■ **Written task**: In the records that follow, locate every line with "name" and extract it.

Records from a collection:
———
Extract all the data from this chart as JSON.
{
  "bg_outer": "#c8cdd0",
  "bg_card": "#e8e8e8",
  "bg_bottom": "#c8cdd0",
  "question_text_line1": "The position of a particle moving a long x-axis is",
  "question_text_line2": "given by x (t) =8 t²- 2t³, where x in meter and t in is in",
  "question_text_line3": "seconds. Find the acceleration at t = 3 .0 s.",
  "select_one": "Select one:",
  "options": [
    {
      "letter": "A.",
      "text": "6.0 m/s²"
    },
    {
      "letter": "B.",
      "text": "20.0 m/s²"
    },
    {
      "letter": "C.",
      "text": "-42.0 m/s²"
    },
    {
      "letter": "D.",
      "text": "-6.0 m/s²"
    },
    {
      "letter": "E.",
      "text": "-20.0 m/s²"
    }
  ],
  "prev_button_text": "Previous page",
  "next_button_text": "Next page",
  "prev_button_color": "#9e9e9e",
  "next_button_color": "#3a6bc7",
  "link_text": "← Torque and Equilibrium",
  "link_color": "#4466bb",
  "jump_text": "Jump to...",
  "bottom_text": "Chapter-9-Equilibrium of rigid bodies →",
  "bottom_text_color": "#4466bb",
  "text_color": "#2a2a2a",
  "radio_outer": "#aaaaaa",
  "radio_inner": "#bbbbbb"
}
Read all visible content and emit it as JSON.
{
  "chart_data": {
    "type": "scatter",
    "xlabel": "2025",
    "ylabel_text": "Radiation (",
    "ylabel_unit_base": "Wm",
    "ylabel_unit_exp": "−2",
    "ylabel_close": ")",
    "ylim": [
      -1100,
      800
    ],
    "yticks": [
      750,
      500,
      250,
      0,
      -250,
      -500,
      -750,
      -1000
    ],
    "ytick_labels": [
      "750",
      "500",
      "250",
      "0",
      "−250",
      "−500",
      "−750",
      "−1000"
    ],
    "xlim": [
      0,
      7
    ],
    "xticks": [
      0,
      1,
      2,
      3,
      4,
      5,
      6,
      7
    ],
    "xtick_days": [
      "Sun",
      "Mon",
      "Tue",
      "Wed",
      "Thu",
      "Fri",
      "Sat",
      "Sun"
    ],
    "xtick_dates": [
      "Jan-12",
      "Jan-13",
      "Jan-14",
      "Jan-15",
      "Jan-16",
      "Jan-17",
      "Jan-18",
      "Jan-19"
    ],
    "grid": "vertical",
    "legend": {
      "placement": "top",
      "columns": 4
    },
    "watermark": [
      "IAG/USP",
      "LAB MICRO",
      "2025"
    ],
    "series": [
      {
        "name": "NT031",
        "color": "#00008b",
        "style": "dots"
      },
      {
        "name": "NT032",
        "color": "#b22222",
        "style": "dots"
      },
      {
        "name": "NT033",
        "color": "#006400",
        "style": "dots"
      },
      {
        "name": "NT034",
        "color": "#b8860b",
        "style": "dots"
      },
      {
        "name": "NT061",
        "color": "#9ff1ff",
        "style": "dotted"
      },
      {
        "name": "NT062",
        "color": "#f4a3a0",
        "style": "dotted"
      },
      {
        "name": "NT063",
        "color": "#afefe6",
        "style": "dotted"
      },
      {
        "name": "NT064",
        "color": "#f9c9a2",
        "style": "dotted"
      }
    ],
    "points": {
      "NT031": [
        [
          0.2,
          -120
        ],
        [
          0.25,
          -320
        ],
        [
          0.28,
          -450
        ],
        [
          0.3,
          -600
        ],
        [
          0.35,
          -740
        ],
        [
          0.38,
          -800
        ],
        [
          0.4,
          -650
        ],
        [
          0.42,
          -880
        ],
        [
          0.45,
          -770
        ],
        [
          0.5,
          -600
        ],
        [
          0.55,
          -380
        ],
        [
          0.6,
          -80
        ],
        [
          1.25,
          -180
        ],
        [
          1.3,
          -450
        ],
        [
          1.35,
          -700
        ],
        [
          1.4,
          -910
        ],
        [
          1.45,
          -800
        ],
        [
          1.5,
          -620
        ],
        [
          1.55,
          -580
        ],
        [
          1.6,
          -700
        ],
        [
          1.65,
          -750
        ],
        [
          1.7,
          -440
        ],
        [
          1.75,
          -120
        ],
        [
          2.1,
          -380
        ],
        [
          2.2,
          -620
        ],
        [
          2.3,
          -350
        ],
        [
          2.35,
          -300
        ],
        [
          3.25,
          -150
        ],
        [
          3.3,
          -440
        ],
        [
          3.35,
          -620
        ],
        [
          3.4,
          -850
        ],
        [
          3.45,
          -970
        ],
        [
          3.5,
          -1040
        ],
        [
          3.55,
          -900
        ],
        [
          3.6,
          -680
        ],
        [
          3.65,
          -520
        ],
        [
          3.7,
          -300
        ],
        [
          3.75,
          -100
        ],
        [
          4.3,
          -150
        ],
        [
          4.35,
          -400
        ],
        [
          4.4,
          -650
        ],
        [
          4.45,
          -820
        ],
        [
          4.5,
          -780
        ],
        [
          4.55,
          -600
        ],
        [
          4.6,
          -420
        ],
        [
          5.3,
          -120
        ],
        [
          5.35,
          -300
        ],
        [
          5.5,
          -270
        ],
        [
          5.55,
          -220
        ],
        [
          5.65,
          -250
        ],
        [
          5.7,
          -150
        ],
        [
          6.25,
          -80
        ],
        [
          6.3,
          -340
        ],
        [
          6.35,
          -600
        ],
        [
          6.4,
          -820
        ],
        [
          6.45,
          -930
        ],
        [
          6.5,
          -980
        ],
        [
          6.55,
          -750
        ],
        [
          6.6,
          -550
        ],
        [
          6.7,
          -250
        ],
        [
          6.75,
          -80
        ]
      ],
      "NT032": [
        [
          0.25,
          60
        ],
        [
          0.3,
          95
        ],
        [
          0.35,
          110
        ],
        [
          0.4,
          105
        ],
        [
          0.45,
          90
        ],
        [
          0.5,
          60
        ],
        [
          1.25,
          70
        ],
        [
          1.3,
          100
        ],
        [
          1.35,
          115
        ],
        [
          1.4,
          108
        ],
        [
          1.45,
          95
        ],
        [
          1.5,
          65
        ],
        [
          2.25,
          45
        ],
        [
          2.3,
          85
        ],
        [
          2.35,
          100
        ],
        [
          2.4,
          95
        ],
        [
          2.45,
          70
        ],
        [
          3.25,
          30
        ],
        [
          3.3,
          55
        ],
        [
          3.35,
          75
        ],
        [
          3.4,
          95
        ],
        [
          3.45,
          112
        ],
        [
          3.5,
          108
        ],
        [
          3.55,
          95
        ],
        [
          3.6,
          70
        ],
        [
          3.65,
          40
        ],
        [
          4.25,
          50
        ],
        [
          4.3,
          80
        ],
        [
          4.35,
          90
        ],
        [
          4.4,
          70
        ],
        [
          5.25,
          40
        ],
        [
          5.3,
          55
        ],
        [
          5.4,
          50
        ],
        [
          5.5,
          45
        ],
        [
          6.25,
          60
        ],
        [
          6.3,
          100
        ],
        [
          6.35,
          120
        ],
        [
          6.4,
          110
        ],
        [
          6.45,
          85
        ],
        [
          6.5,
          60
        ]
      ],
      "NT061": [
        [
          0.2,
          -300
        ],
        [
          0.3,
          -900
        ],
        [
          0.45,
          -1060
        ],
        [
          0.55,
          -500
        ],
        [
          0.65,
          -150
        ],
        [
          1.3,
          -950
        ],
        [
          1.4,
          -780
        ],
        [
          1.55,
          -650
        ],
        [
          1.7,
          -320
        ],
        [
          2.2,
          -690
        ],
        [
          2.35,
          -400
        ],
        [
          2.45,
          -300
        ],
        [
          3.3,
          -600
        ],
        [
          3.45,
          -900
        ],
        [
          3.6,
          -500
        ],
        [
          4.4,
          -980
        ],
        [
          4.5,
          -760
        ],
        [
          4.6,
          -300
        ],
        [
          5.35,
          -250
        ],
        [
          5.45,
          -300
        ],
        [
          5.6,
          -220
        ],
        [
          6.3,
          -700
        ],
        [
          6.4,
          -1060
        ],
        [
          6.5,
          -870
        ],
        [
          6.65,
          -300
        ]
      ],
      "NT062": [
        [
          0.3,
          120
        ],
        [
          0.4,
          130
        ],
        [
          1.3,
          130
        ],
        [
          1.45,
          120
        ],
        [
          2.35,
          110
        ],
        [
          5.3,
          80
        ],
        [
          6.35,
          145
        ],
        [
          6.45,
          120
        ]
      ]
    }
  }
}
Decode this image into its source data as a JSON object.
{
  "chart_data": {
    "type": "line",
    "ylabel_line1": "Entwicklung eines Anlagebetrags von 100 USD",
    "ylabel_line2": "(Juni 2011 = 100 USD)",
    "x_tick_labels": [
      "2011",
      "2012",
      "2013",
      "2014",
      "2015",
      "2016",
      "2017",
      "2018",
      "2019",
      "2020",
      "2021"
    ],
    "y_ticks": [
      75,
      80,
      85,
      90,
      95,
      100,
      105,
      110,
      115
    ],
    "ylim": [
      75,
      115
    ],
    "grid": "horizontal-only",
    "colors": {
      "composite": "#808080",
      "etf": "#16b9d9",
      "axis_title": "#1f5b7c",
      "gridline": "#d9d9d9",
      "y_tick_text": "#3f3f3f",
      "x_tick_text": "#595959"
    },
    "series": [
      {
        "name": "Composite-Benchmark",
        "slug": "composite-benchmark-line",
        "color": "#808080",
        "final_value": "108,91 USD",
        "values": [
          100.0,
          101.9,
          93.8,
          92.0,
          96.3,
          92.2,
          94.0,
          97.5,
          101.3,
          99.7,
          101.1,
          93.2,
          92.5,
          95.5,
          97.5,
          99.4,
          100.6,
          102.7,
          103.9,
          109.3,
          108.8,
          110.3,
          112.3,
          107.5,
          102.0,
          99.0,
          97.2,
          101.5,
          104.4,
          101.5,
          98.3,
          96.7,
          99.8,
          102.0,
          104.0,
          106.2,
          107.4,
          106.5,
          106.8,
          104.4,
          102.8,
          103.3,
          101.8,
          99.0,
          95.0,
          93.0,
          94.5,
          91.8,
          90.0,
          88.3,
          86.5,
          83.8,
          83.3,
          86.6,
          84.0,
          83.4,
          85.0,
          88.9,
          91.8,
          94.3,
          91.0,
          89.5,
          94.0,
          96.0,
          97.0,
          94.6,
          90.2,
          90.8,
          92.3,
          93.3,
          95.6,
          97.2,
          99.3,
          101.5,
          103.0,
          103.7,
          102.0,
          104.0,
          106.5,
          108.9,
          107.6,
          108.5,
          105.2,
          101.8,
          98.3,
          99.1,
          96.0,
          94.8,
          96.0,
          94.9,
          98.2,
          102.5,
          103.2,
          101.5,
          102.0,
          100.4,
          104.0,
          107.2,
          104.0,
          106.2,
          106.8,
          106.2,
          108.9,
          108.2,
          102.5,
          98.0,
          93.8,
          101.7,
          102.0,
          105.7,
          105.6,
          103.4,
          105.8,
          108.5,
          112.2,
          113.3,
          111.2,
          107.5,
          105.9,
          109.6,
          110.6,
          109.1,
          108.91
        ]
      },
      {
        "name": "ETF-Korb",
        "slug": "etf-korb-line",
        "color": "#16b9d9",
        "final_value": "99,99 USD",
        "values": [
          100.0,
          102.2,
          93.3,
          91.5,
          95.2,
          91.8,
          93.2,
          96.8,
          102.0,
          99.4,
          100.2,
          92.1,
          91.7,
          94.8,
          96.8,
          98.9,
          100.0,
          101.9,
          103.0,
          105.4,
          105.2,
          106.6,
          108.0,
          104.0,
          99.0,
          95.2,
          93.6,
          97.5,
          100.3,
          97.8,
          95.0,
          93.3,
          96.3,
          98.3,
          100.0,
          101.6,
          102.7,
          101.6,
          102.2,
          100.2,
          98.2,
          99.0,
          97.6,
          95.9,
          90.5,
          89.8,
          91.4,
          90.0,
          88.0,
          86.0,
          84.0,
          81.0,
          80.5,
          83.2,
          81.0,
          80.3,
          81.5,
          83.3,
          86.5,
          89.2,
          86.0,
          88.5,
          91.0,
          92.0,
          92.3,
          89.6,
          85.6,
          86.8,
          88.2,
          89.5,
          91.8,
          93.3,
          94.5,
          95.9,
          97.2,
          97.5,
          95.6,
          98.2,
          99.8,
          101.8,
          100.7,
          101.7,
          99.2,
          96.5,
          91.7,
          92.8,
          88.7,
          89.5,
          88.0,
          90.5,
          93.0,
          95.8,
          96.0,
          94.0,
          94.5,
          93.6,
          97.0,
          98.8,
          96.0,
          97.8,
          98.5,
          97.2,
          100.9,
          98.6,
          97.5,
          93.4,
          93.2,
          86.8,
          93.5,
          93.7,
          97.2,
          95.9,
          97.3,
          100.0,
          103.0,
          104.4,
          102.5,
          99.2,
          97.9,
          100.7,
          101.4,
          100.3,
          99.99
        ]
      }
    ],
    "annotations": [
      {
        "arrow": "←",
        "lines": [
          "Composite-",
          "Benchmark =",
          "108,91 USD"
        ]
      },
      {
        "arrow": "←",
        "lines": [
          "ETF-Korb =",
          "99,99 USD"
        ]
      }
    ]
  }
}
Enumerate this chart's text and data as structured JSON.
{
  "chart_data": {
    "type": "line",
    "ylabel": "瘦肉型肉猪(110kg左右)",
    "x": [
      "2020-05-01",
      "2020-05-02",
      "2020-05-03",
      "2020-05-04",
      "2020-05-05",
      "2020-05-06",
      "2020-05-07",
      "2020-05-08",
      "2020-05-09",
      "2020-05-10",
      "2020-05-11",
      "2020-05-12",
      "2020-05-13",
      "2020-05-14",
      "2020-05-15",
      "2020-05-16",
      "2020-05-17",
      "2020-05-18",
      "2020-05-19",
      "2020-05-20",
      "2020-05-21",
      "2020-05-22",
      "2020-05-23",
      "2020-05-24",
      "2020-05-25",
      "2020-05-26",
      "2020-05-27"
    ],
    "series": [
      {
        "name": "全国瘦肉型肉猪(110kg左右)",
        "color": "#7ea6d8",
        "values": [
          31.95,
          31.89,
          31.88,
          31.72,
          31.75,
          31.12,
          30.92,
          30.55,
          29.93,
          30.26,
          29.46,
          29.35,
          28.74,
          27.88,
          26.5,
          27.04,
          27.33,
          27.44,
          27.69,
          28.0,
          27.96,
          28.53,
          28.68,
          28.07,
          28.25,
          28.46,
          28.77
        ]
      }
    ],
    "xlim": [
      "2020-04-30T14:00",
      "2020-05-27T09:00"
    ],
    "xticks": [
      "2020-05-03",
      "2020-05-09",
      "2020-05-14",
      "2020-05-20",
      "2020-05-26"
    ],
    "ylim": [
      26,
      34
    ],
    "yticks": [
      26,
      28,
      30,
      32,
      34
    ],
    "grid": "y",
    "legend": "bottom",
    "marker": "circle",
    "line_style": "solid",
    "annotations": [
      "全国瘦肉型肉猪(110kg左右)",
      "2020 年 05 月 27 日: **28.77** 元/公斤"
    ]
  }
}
———
■ **Answer**:
        "name": "NT031",
        "name": "NT032",
        "name": "NT033",
        "name": "NT034",
        "name": "NT061",
        "name": "NT062",
        "name": "NT063",
        "name": "NT064",
        "name": "Composite-Benchmark",
        "name": "ETF-Korb",
        "name": "全国瘦肉型肉猪(110kg左右)",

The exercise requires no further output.